MATERIAL SUPPLIED -
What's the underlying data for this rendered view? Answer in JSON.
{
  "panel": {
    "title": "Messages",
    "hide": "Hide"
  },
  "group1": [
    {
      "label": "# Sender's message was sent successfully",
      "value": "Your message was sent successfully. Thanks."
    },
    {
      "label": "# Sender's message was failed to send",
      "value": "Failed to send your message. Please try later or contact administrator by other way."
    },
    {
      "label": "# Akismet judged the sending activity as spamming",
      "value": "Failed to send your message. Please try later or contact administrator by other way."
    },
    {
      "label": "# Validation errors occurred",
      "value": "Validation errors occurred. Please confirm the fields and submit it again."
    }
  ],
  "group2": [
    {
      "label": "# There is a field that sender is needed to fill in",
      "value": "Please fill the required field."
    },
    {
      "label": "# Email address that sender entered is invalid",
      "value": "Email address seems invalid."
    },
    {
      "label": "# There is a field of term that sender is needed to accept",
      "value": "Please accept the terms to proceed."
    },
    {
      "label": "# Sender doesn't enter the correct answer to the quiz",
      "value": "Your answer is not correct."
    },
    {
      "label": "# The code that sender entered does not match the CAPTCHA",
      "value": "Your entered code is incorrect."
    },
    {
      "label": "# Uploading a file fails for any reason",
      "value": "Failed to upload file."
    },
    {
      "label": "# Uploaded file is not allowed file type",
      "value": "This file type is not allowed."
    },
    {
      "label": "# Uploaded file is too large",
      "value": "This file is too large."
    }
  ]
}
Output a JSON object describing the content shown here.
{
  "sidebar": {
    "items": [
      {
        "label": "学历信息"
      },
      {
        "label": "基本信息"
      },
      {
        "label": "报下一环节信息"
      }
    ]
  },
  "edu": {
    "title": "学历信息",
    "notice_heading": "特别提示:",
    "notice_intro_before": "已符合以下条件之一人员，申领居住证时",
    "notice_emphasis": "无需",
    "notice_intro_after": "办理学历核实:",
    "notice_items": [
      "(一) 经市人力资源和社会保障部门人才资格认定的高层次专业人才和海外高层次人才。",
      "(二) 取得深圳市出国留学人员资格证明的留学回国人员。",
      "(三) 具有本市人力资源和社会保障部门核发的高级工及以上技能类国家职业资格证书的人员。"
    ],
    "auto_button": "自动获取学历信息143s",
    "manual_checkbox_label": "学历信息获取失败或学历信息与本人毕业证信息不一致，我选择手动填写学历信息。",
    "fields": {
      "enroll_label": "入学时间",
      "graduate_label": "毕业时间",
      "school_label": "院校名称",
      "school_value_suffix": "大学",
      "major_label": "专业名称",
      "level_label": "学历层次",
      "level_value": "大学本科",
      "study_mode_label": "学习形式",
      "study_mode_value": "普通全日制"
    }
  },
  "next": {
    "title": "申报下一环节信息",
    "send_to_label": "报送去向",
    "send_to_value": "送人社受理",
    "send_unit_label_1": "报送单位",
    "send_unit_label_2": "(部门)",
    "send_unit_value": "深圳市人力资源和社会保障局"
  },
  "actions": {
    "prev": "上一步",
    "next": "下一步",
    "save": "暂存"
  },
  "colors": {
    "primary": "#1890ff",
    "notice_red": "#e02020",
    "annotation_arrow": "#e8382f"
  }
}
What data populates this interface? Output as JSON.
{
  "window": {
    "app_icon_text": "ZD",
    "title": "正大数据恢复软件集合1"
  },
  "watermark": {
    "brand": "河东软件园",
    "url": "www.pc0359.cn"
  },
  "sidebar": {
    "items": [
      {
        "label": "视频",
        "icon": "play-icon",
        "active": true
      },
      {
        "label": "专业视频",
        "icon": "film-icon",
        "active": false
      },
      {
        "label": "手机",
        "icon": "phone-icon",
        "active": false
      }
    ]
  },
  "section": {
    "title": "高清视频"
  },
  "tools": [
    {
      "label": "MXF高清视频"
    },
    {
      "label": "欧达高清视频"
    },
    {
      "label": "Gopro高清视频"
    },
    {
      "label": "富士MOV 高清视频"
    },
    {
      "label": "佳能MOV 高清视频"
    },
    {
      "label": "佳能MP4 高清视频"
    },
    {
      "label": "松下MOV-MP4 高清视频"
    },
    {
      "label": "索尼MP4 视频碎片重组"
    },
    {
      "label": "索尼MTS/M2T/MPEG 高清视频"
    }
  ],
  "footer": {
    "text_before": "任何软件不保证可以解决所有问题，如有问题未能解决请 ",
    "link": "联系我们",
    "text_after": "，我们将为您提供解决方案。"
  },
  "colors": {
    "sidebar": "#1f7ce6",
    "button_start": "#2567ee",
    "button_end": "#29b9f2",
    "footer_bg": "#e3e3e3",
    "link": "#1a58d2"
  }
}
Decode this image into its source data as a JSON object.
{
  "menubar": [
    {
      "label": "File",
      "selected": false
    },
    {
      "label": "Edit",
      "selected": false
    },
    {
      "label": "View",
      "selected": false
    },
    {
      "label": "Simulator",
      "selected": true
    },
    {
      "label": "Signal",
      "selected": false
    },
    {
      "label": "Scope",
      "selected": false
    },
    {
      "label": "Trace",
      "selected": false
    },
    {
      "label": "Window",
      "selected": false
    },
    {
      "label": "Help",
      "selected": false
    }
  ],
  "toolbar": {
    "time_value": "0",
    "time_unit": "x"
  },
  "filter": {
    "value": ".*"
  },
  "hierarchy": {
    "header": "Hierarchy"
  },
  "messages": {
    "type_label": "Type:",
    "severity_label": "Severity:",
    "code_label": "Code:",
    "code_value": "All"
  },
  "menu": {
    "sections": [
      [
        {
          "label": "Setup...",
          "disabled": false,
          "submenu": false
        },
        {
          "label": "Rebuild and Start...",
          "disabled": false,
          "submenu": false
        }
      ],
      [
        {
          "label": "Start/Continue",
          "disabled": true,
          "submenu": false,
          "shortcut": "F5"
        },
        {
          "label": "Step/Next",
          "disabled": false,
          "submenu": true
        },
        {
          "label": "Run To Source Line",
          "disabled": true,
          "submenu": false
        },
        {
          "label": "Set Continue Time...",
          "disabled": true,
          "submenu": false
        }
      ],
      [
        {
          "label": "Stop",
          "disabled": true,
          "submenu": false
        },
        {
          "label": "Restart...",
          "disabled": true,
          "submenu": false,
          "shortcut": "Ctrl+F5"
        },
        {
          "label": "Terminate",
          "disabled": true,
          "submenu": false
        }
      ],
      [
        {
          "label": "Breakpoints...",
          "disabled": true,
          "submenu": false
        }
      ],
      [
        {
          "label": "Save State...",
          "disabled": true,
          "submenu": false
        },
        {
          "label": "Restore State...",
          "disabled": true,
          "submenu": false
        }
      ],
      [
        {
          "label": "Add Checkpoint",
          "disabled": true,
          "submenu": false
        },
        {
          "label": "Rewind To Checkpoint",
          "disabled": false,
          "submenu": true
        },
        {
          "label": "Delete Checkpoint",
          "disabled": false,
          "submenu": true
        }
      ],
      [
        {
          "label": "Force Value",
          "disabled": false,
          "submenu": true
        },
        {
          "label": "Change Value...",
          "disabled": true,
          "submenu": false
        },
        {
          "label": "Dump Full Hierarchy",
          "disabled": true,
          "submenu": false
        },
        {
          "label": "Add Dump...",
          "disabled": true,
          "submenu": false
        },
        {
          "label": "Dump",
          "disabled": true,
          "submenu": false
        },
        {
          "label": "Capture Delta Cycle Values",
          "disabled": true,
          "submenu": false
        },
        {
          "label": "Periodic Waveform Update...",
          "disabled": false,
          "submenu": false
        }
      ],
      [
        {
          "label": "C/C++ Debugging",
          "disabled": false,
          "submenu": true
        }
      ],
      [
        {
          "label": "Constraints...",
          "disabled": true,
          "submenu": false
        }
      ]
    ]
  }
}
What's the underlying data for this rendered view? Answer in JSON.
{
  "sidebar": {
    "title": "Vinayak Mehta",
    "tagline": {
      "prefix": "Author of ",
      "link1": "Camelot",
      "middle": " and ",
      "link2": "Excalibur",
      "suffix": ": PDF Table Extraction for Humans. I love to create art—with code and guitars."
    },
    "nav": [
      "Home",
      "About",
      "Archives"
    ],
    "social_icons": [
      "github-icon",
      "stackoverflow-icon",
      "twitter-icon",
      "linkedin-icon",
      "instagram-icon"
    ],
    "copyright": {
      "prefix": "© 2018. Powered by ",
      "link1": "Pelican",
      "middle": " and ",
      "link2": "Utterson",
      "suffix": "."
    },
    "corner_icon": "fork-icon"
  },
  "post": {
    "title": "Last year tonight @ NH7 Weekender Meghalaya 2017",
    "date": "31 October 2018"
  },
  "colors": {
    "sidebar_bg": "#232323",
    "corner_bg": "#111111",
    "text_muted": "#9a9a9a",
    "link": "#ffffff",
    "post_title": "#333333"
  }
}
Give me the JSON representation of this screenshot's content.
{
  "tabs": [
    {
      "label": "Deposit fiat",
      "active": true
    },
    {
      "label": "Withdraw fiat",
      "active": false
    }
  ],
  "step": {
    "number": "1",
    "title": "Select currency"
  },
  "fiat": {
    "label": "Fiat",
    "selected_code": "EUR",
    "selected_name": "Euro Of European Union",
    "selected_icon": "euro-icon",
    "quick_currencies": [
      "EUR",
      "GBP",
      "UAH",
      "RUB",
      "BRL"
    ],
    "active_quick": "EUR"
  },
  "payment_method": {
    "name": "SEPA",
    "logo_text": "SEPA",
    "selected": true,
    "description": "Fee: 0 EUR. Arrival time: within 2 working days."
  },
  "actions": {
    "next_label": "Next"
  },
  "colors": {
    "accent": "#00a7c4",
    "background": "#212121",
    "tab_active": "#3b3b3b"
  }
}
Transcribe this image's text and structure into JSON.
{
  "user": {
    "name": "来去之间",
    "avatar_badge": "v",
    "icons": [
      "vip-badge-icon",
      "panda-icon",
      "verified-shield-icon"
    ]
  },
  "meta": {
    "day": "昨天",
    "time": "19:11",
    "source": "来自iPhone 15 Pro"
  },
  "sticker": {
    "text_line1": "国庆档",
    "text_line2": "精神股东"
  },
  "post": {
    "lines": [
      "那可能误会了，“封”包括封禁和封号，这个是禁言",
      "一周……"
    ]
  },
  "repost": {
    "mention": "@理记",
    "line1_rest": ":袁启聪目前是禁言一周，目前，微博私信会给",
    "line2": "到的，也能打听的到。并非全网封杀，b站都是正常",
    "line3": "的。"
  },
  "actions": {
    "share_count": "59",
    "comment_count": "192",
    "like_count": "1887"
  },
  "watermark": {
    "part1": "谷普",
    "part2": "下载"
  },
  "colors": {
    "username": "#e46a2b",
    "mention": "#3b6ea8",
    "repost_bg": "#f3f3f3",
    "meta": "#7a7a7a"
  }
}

WORK REQUIRED - State how many lines of the listing include "Please", and nothing more.

RESPONSE - 5